##### Dataset content

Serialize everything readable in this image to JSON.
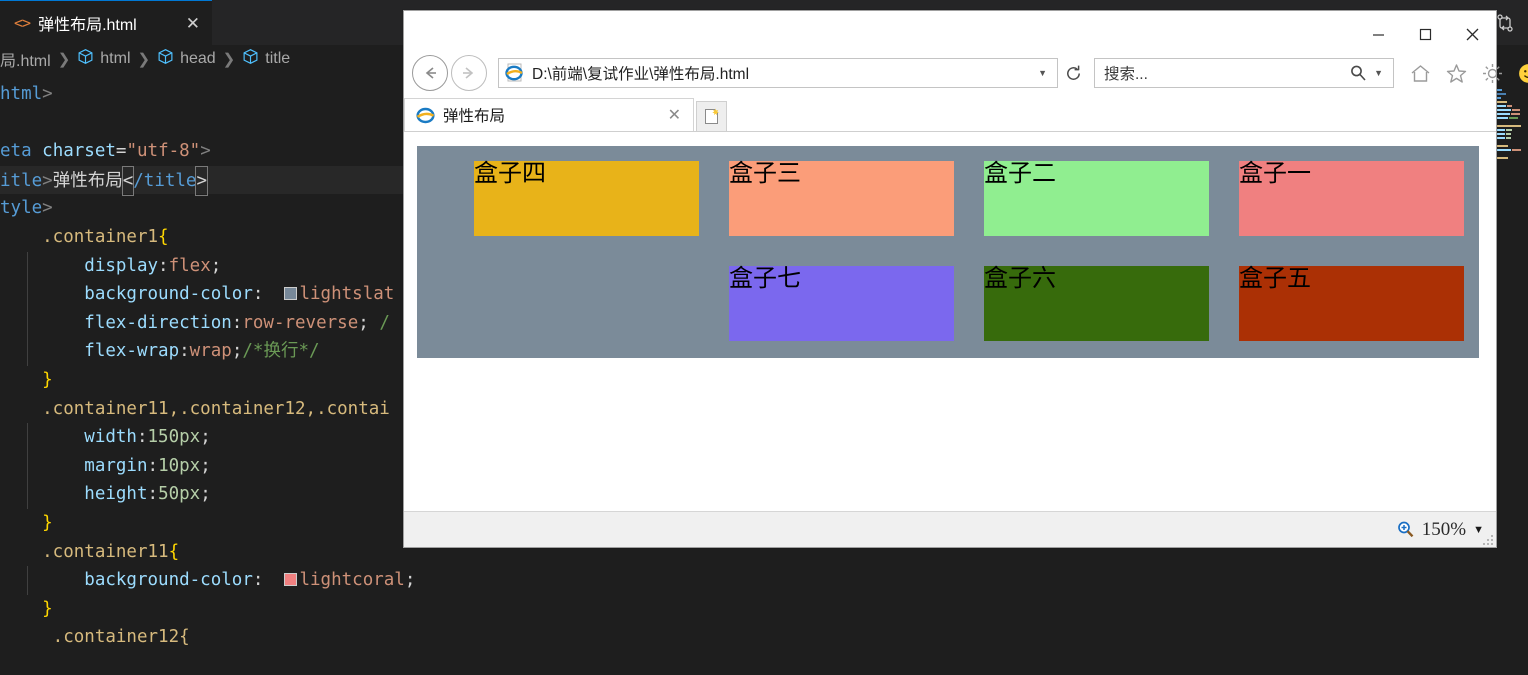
{
  "editor": {
    "tab": {
      "icon": "code-file-icon",
      "label": "弹性布局.html",
      "close": "✕"
    },
    "split_icon": "split-editor-icon",
    "breadcrumbs": [
      {
        "label": "局.html",
        "icon": null
      },
      {
        "label": "html",
        "icon": "symbol-cube-icon"
      },
      {
        "label": "head",
        "icon": "symbol-cube-icon"
      },
      {
        "label": "title",
        "icon": "symbol-cube-icon"
      }
    ],
    "breadcrumb_separator": "❯",
    "code_lines": [
      {
        "id": "line-html-open",
        "highlight": false,
        "tokens": [
          {
            "t": "html",
            "c": "tag"
          },
          {
            "t": ">",
            "c": "punct"
          }
        ]
      },
      {
        "id": "line-blank-1",
        "highlight": false,
        "tokens": []
      },
      {
        "id": "line-meta",
        "highlight": false,
        "tokens": [
          {
            "t": "eta ",
            "c": "tag"
          },
          {
            "t": "charset",
            "c": "attr"
          },
          {
            "t": "=",
            "c": "txt"
          },
          {
            "t": "\"utf-8\"",
            "c": "str"
          },
          {
            "t": ">",
            "c": "punct"
          }
        ]
      },
      {
        "id": "line-title",
        "highlight": true,
        "tokens": [
          {
            "t": "itle",
            "c": "tag"
          },
          {
            "t": ">",
            "c": "punct"
          },
          {
            "t": "弹性布局",
            "c": "txt"
          },
          {
            "t": "<",
            "c": "cursorbox"
          },
          {
            "t": "/title",
            "c": "tag"
          },
          {
            "t": ">",
            "c": "cursorbox"
          }
        ]
      },
      {
        "id": "line-style",
        "highlight": false,
        "tokens": [
          {
            "t": "tyle",
            "c": "tag"
          },
          {
            "t": ">",
            "c": "punct"
          }
        ]
      },
      {
        "id": "line-container1-open",
        "highlight": false,
        "indent": false,
        "tokens": [
          {
            "t": "    .container1",
            "c": "sel"
          },
          {
            "t": "{",
            "c": "brace"
          }
        ]
      },
      {
        "id": "line-display-flex",
        "highlight": false,
        "indent": true,
        "tokens": [
          {
            "t": "        display",
            "c": "prop"
          },
          {
            "t": ":",
            "c": "txt"
          },
          {
            "t": "flex",
            "c": "val"
          },
          {
            "t": ";",
            "c": "semi"
          }
        ]
      },
      {
        "id": "line-bg-lightslategray",
        "highlight": false,
        "indent": true,
        "tokens": [
          {
            "t": "        background-color",
            "c": "prop"
          },
          {
            "t": ":  ",
            "c": "txt"
          },
          {
            "t": "#778899",
            "c": "swatch"
          },
          {
            "t": "lightslat",
            "c": "val"
          }
        ]
      },
      {
        "id": "line-flex-direction",
        "highlight": false,
        "indent": true,
        "tokens": [
          {
            "t": "        flex-direction",
            "c": "prop"
          },
          {
            "t": ":",
            "c": "txt"
          },
          {
            "t": "row-reverse",
            "c": "val"
          },
          {
            "t": "; ",
            "c": "semi"
          },
          {
            "t": "/",
            "c": "cmt"
          }
        ]
      },
      {
        "id": "line-flex-wrap",
        "highlight": false,
        "indent": true,
        "tokens": [
          {
            "t": "        flex-wrap",
            "c": "prop"
          },
          {
            "t": ":",
            "c": "txt"
          },
          {
            "t": "wrap",
            "c": "val"
          },
          {
            "t": ";",
            "c": "semi"
          },
          {
            "t": "/*换行*/",
            "c": "cmt"
          }
        ]
      },
      {
        "id": "line-close-1",
        "highlight": false,
        "indent": false,
        "tokens": [
          {
            "t": "    }",
            "c": "brace"
          }
        ]
      },
      {
        "id": "line-containers-group",
        "highlight": false,
        "indent": false,
        "tokens": [
          {
            "t": "    .container11,.container12,.contai",
            "c": "sel"
          }
        ]
      },
      {
        "id": "line-width",
        "highlight": false,
        "indent": true,
        "tokens": [
          {
            "t": "        width",
            "c": "prop"
          },
          {
            "t": ":",
            "c": "txt"
          },
          {
            "t": "150px",
            "c": "num"
          },
          {
            "t": ";",
            "c": "semi"
          }
        ]
      },
      {
        "id": "line-margin",
        "highlight": false,
        "indent": true,
        "tokens": [
          {
            "t": "        margin",
            "c": "prop"
          },
          {
            "t": ":",
            "c": "txt"
          },
          {
            "t": "10px",
            "c": "num"
          },
          {
            "t": ";",
            "c": "semi"
          }
        ]
      },
      {
        "id": "line-height",
        "highlight": false,
        "indent": true,
        "tokens": [
          {
            "t": "        height",
            "c": "prop"
          },
          {
            "t": ":",
            "c": "txt"
          },
          {
            "t": "50px",
            "c": "num"
          },
          {
            "t": ";",
            "c": "semi"
          }
        ]
      },
      {
        "id": "line-close-2",
        "highlight": false,
        "indent": false,
        "tokens": [
          {
            "t": "    }",
            "c": "brace"
          }
        ]
      },
      {
        "id": "line-container11-open",
        "highlight": false,
        "indent": false,
        "tokens": [
          {
            "t": "    .container11",
            "c": "sel"
          },
          {
            "t": "{",
            "c": "brace"
          }
        ]
      },
      {
        "id": "line-bg-lightcoral",
        "highlight": false,
        "indent": true,
        "tokens": [
          {
            "t": "        background-color",
            "c": "prop"
          },
          {
            "t": ":  ",
            "c": "txt"
          },
          {
            "t": "#f08080",
            "c": "swatch"
          },
          {
            "t": "lightcoral",
            "c": "val"
          },
          {
            "t": ";",
            "c": "semi"
          }
        ]
      },
      {
        "id": "line-close-3",
        "highlight": false,
        "indent": false,
        "tokens": [
          {
            "t": "    }",
            "c": "brace"
          }
        ]
      },
      {
        "id": "line-container12-open",
        "highlight": false,
        "indent": false,
        "tokens": [
          {
            "t": "     .container12{",
            "c": "sel"
          }
        ]
      }
    ]
  },
  "browser": {
    "window_controls": {
      "minimize": "minimize-icon",
      "maximize": "maximize-icon",
      "close": "close-icon"
    },
    "nav": {
      "back": "back-arrow-icon",
      "forward": "forward-arrow-icon",
      "address_value": "D:\\前端\\复试作业\\弹性布局.html",
      "address_favicon": "ie-page-icon",
      "address_dropdown": "chevron-down-icon",
      "reload": "refresh-icon"
    },
    "search": {
      "placeholder": "搜索...",
      "icon": "search-icon",
      "dropdown": "chevron-down-icon"
    },
    "toolbar_icons": [
      {
        "name": "home-icon"
      },
      {
        "name": "favorites-star-icon"
      },
      {
        "name": "settings-gear-icon"
      },
      {
        "name": "smiley-feedback-icon"
      }
    ],
    "tab": {
      "favicon": "ie-logo-icon",
      "title": "弹性布局",
      "close": "✕"
    },
    "new_tab_icon": "new-tab-icon",
    "status": {
      "zoom_icon": "zoom-in-icon",
      "zoom_level": "150%",
      "zoom_dropdown": "▼"
    }
  },
  "page_content": {
    "container_background": "#7b8b99",
    "boxes": [
      {
        "label": "盒子一",
        "color": "#f08080",
        "order": 1
      },
      {
        "label": "盒子二",
        "color": "#90ee90",
        "order": 2
      },
      {
        "label": "盒子三",
        "color": "#fb9d79",
        "order": 3
      },
      {
        "label": "盒子四",
        "color": "#e8b319",
        "order": 4
      },
      {
        "label": "盒子五",
        "color": "#ab3005",
        "order": 5
      },
      {
        "label": "盒子六",
        "color": "#376b0c",
        "order": 6
      },
      {
        "label": "盒子七",
        "color": "#7b68ee",
        "order": 7
      }
    ]
  }
}
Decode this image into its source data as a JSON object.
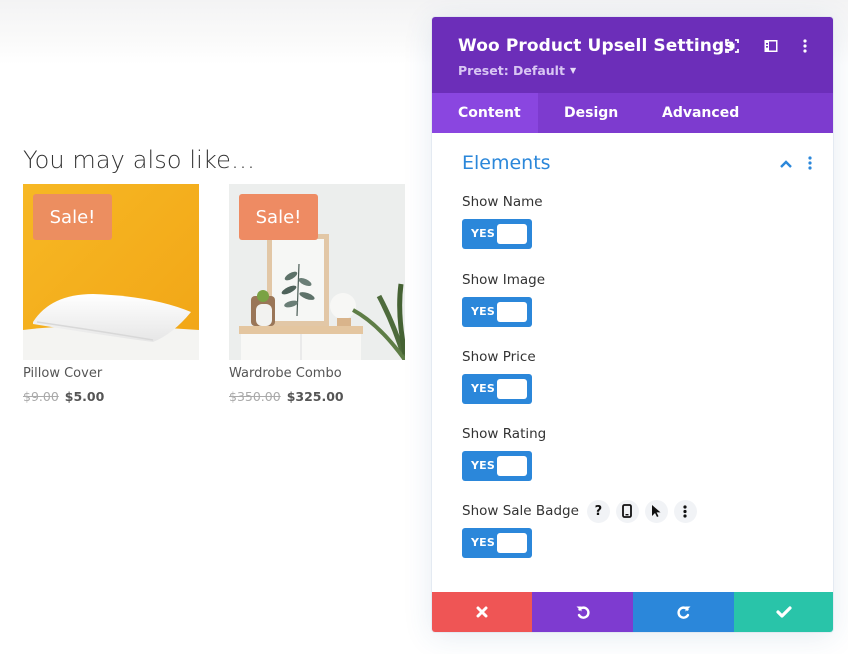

##########

_What the task requires_: Retype the data above exactly; pictures are not part of the copy.

_Full solution_:
Serialize everything readable in this image to JSON.
{
  "editor": {
    "tab": {
      "icon": "code-file-icon",
      "label": "弹性布局.html",
      "close": "✕"
    },
    "split_icon": "split-editor-icon",
    "breadcrumbs": [
      {
        "label": "局.html",
        "icon": null
      },
      {
        "label": "html",
        "icon": "symbol-cube-icon"
      },
      {
        "label": "head",
        "icon": "symbol-cube-icon"
      },
      {
        "label": "title",
        "icon": "symbol-cube-icon"
      }
    ],
    "breadcrumb_separator": "❯",
    "code_lines": [
      {
        "id": "line-html-open",
        "highlight": false,
        "tokens": [
          {
            "t": "html",
            "c": "tag"
          },
          {
            "t": ">",
            "c": "punct"
          }
        ]
      },
      {
        "id": "line-blank-1",
        "highlight": false,
        "tokens": []
      },
      {
        "id": "line-meta",
        "highlight": false,
        "tokens": [
          {
            "t": "eta ",
            "c": "tag"
          },
          {
            "t": "charset",
            "c": "attr"
          },
          {
            "t": "=",
            "c": "txt"
          },
          {
            "t": "\"utf-8\"",
            "c": "str"
          },
          {
            "t": ">",
            "c": "punct"
          }
        ]
      },
      {
        "id": "line-title",
        "highlight": true,
        "tokens": [
          {
            "t": "itle",
            "c": "tag"
          },
          {
            "t": ">",
            "c": "punct"
          },
          {
            "t": "弹性布局",
            "c": "txt"
          },
          {
            "t": "<",
            "c": "cursorbox"
          },
          {
            "t": "/title",
            "c": "tag"
          },
          {
            "t": ">",
            "c": "cursorbox"
          }
        ]
      },
      {
        "id": "line-style",
        "highlight": false,
        "tokens": [
          {
            "t": "tyle",
            "c": "tag"
          },
          {
            "t": ">",
            "c": "punct"
          }
        ]
      },
      {
        "id": "line-container1-open",
        "highlight": false,
        "indent": false,
        "tokens": [
          {
            "t": "    .container1",
            "c": "sel"
          },
          {
            "t": "{",
            "c": "brace"
          }
        ]
      },
      {
        "id": "line-display-flex",
        "highlight": false,
        "indent": true,
        "tokens": [
          {
            "t": "        display",
            "c": "prop"
          },
          {
            "t": ":",
            "c": "txt"
          },
          {
            "t": "flex",
            "c": "val"
          },
          {
            "t": ";",
            "c": "semi"
          }
        ]
      },
      {
        "id": "line-bg-lightslategray",
        "highlight": false,
        "indent": true,
        "tokens": [
          {
            "t": "        background-color",
            "c": "prop"
          },
          {
            "t": ":  ",
            "c": "txt"
          },
          {
            "t": "#778899",
            "c": "swatch"
          },
          {
            "t": "lightslat",
            "c": "val"
          }
        ]
      },
      {
        "id": "line-flex-direction",
        "highlight": false,
        "indent": true,
        "tokens": [
          {
            "t": "        flex-direction",
            "c": "prop"
          },
          {
            "t": ":",
            "c": "txt"
          },
          {
            "t": "row-reverse",
            "c": "val"
          },
          {
            "t": "; ",
            "c": "semi"
          },
          {
            "t": "/",
            "c": "cmt"
          }
        ]
      },
      {
        "id": "line-flex-wrap",
        "highlight": false,
        "indent": true,
        "tokens": [
          {
            "t": "        flex-wrap",
            "c": "prop"
          },
          {
            "t": ":",
            "c": "txt"
          },
          {
            "t": "wrap",
            "c": "val"
          },
          {
            "t": ";",
            "c": "semi"
          },
          {
            "t": "/*换行*/",
            "c": "cmt"
          }
        ]
      },
      {
        "id": "line-close-1",
        "highlight": false,
        "indent": false,
        "tokens": [
          {
            "t": "    }",
            "c": "brace"
          }
        ]
      },
      {
        "id": "line-containers-group",
        "highlight": false,
        "indent": false,
        "tokens": [
          {
            "t": "    .container11,.container12,.contai",
            "c": "sel"
          }
        ]
      },
      {
        "id": "line-width",
        "highlight": false,
        "indent": true,
        "tokens": [
          {
            "t": "        width",
            "c": "prop"
          },
          {
            "t": ":",
            "c": "txt"
          },
          {
            "t": "150px",
            "c": "num"
          },
          {
            "t": ";",
            "c": "semi"
          }
        ]
      },
      {
        "id": "line-margin",
        "highlight": false,
        "indent": true,
        "tokens": [
          {
            "t": "        margin",
            "c": "prop"
          },
          {
            "t": ":",
            "c": "txt"
          },
          {
            "t": "10px",
            "c": "num"
          },
          {
            "t": ";",
            "c": "semi"
          }
        ]
      },
      {
        "id": "line-height",
        "highlight": false,
        "indent": true,
        "tokens": [
          {
            "t": "        height",
            "c": "prop"
          },
          {
            "t": ":",
            "c": "txt"
          },
          {
            "t": "50px",
            "c": "num"
          },
          {
            "t": ";",
            "c": "semi"
          }
        ]
      },
      {
        "id": "line-close-2",
        "highlight": false,
        "indent": false,
        "tokens": [
          {
            "t": "    }",
            "c": "brace"
          }
        ]
      },
      {
        "id": "line-container11-open",
        "highlight": false,
        "indent": false,
        "tokens": [
          {
            "t": "    .container11",
            "c": "sel"
          },
          {
            "t": "{",
            "c": "brace"
          }
        ]
      },
      {
        "id": "line-bg-lightcoral",
        "highlight": false,
        "indent": true,
        "tokens": [
          {
            "t": "        background-color",
            "c": "prop"
          },
          {
            "t": ":  ",
            "c": "txt"
          },
          {
            "t": "#f08080",
            "c": "swatch"
          },
          {
            "t": "lightcoral",
            "c": "val"
          },
          {
            "t": ";",
            "c": "semi"
          }
        ]
      },
      {
        "id": "line-close-3",
        "highlight": false,
        "indent": false,
        "tokens": [
          {
            "t": "    }",
            "c": "brace"
          }
        ]
      },
      {
        "id": "line-container12-open",
        "highlight": false,
        "indent": false,
        "tokens": [
          {
            "t": "     .container12{",
            "c": "sel"
          }
        ]
      }
    ]
  },
  "browser": {
    "window_controls": {
      "minimize": "minimize-icon",
      "maximize": "maximize-icon",
      "close": "close-icon"
    },
    "nav": {
      "back": "back-arrow-icon",
      "forward": "forward-arrow-icon",
      "address_value": "D:\\前端\\复试作业\\弹性布局.html",
      "address_favicon": "ie-page-icon",
      "address_dropdown": "chevron-down-icon",
      "reload": "refresh-icon"
    },
    "search": {
      "placeholder": "搜索...",
      "icon": "search-icon",
      "dropdown": "chevron-down-icon"
    },
    "toolbar_icons": [
      {
        "name": "home-icon"
      },
      {
        "name": "favorites-star-icon"
      },
      {
        "name": "settings-gear-icon"
      },
      {
        "name": "smiley-feedback-icon"
      }
    ],
    "tab": {
      "favicon": "ie-logo-icon",
      "title": "弹性布局",
      "close": "✕"
    },
    "new_tab_icon": "new-tab-icon",
    "status": {
      "zoom_icon": "zoom-in-icon",
      "zoom_level": "150%",
      "zoom_dropdown": "▼"
    }
  },
  "page_content": {
    "container_background": "#7b8b99",
    "boxes": [
      {
        "label": "盒子一",
        "color": "#f08080",
        "order": 1
      },
      {
        "label": "盒子二",
        "color": "#90ee90",
        "order": 2
      },
      {
        "label": "盒子三",
        "color": "#fb9d79",
        "order": 3
      },
      {
        "label": "盒子四",
        "color": "#e8b319",
        "order": 4
      },
      {
        "label": "盒子五",
        "color": "#ab3005",
        "order": 5
      },
      {
        "label": "盒子六",
        "color": "#376b0c",
        "order": 6
      },
      {
        "label": "盒子七",
        "color": "#7b68ee",
        "order": 7
      }
    ]
  }
}
Decode this image into its source data as a JSON object.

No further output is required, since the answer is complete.